**WRITTEN EXERCISE:**
Print all of the lines exactly. Any picture among them stays out.

**EXTRACTED RECORDS:**
= = = =
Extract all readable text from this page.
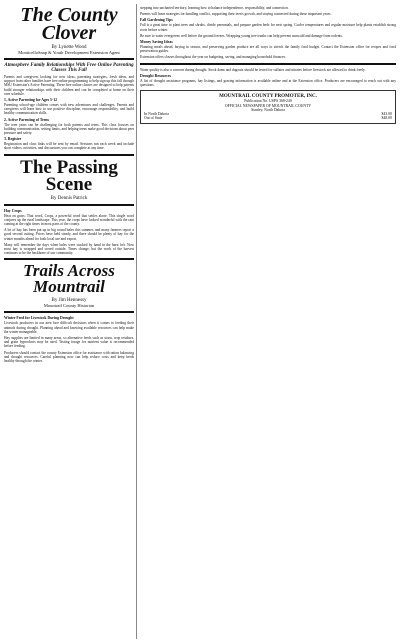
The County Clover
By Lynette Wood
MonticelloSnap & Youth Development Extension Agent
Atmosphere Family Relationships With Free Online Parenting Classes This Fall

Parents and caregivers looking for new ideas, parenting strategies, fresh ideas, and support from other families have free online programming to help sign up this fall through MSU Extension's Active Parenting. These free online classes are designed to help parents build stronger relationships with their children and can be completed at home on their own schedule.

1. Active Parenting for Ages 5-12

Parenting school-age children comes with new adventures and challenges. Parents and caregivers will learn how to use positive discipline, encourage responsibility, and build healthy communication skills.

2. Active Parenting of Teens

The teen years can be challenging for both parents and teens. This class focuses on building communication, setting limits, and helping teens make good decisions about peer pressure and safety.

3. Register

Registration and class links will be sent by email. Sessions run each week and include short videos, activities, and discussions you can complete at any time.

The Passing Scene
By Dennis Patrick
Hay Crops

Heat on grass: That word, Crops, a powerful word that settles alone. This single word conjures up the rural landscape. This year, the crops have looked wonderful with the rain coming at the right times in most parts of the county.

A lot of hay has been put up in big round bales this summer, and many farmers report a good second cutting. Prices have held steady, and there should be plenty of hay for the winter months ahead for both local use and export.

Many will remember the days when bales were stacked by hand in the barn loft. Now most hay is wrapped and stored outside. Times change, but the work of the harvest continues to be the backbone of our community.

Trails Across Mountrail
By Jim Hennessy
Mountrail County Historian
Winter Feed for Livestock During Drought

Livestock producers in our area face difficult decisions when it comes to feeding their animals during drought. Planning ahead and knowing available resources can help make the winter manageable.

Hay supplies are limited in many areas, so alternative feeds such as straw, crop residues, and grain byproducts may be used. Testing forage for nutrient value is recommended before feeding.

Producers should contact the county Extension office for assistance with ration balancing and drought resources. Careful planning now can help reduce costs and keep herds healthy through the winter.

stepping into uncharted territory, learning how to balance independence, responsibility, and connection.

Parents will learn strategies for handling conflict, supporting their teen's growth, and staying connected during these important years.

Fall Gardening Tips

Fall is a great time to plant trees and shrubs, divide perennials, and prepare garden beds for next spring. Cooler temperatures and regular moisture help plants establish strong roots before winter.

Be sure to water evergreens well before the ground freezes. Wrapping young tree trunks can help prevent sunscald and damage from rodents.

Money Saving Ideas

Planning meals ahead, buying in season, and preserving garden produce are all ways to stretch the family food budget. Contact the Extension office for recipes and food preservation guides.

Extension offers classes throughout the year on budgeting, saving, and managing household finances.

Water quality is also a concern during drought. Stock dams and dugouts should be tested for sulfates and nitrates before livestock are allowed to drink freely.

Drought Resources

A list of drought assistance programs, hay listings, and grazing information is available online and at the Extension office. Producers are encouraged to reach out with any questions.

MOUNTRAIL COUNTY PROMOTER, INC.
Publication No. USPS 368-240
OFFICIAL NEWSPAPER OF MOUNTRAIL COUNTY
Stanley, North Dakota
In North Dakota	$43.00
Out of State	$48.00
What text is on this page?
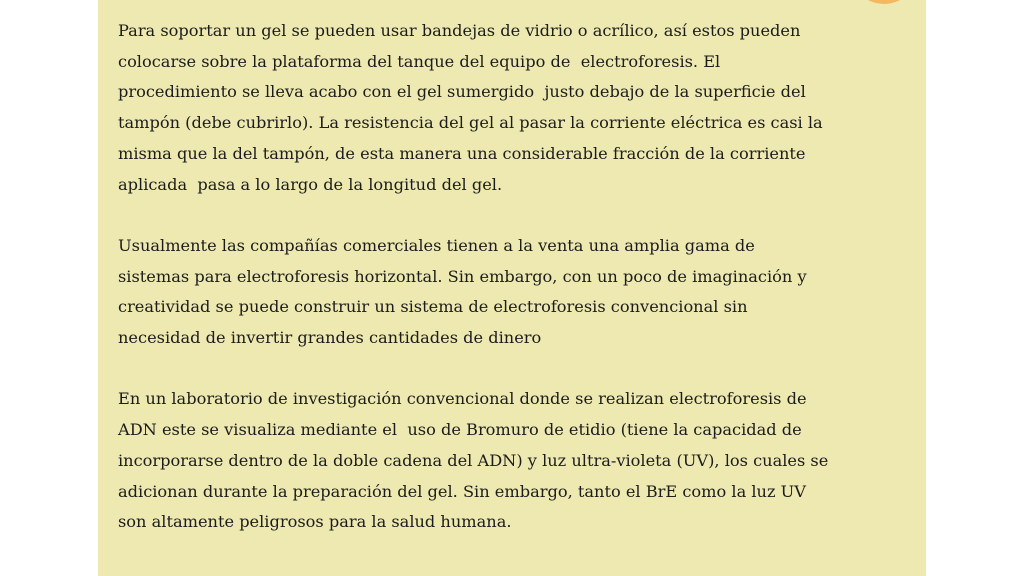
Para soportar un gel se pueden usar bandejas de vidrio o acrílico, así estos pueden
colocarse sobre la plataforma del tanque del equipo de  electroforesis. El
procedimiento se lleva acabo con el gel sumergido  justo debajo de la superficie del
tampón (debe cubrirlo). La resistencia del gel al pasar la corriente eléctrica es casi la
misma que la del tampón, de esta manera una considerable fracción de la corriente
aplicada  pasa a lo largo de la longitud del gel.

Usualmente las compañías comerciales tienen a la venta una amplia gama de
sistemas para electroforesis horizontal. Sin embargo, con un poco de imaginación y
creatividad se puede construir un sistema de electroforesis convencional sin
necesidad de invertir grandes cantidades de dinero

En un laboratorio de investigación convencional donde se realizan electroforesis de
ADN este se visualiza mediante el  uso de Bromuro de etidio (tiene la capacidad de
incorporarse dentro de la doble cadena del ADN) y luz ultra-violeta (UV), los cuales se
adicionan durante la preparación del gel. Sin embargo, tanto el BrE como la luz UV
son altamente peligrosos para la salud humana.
= = = =
**RIGHT ANSWER:**
Extract all readable text from this page.
The County Clover
By Lynette Wood
MonticelloSnap & Youth Development Extension Agent
Atmosphere Family Relationships With Free Online Parenting Classes This Fall

Parents and caregivers looking for new ideas, parenting strategies, fresh ideas, and support from other families have free online programming to help sign up this fall through MSU Extension's Active Parenting. These free online classes are designed to help parents build stronger relationships with their children and can be completed at home on their own schedule.

1. Active Parenting for Ages 5-12

Parenting school-age children comes with new adventures and challenges. Parents and caregivers will learn how to use positive discipline, encourage responsibility, and build healthy communication skills.

2. Active Parenting of Teens

The teen years can be challenging for both parents and teens. This class focuses on building communication, setting limits, and helping teens make good decisions about peer pressure and safety.

3. Register

Registration and class links will be sent by email. Sessions run each week and include short videos, activities, and discussions you can complete at any time.

The Passing Scene
By Dennis Patrick
Hay Crops

Heat on grass: That word, Crops, a powerful word that settles alone. This single word conjures up the rural landscape. This year, the crops have looked wonderful with the rain coming at the right times in most parts of the county.

A lot of hay has been put up in big round bales this summer, and many farmers report a good second cutting. Prices have held steady, and there should be plenty of hay for the winter months ahead for both local use and export.

Many will remember the days when bales were stacked by hand in the barn loft. Now most hay is wrapped and stored outside. Times change, but the work of the harvest continues to be the backbone of our community.

Trails Across Mountrail
By Jim Hennessy
Mountrail County Historian
Winter Feed for Livestock During Drought

Livestock producers in our area face difficult decisions when it comes to feeding their animals during drought. Planning ahead and knowing available resources can help make the winter manageable.

Hay supplies are limited in many areas, so alternative feeds such as straw, crop residues, and grain byproducts may be used. Testing forage for nutrient value is recommended before feeding.

Producers should contact the county Extension office for assistance with ration balancing and drought resources. Careful planning now can help reduce costs and keep herds healthy through the winter.

stepping into uncharted territory, learning how to balance independence, responsibility, and connection.

Parents will learn strategies for handling conflict, supporting their teen's growth, and staying connected during these important years.

Fall Gardening Tips

Fall is a great time to plant trees and shrubs, divide perennials, and prepare garden beds for next spring. Cooler temperatures and regular moisture help plants establish strong roots before winter.

Be sure to water evergreens well before the ground freezes. Wrapping young tree trunks can help prevent sunscald and damage from rodents.

Money Saving Ideas

Planning meals ahead, buying in season, and preserving garden produce are all ways to stretch the family food budget. Contact the Extension office for recipes and food preservation guides.

Extension offers classes throughout the year on budgeting, saving, and managing household finances.

Water quality is also a concern during drought. Stock dams and dugouts should be tested for sulfates and nitrates before livestock are allowed to drink freely.

Drought Resources

A list of drought assistance programs, hay listings, and grazing information is available online and at the Extension office. Producers are encouraged to reach out with any questions.

MOUNTRAIL COUNTY PROMOTER, INC.
Publication No. USPS 368-240
OFFICIAL NEWSPAPER OF MOUNTRAIL COUNTY
Stanley, North Dakota
In North Dakota	$43.00
Out of State	$48.00
What text is on this page?
Para soportar un gel se pueden usar bandejas de vidrio o acrílico, así estos pueden
colocarse sobre la plataforma del tanque del equipo de  electroforesis. El
procedimiento se lleva acabo con el gel sumergido  justo debajo de la superficie del
tampón (debe cubrirlo). La resistencia del gel al pasar la corriente eléctrica es casi la
misma que la del tampón, de esta manera una considerable fracción de la corriente
aplicada  pasa a lo largo de la longitud del gel.

Usualmente las compañías comerciales tienen a la venta una amplia gama de
sistemas para electroforesis horizontal. Sin embargo, con un poco de imaginación y
creatividad se puede construir un sistema de electroforesis convencional sin
necesidad de invertir grandes cantidades de dinero

En un laboratorio de investigación convencional donde se realizan electroforesis de
ADN este se visualiza mediante el  uso de Bromuro de etidio (tiene la capacidad de
incorporarse dentro de la doble cadena del ADN) y luz ultra-violeta (UV), los cuales se
adicionan durante la preparación del gel. Sin embargo, tanto el BrE como la luz UV
son altamente peligrosos para la salud humana.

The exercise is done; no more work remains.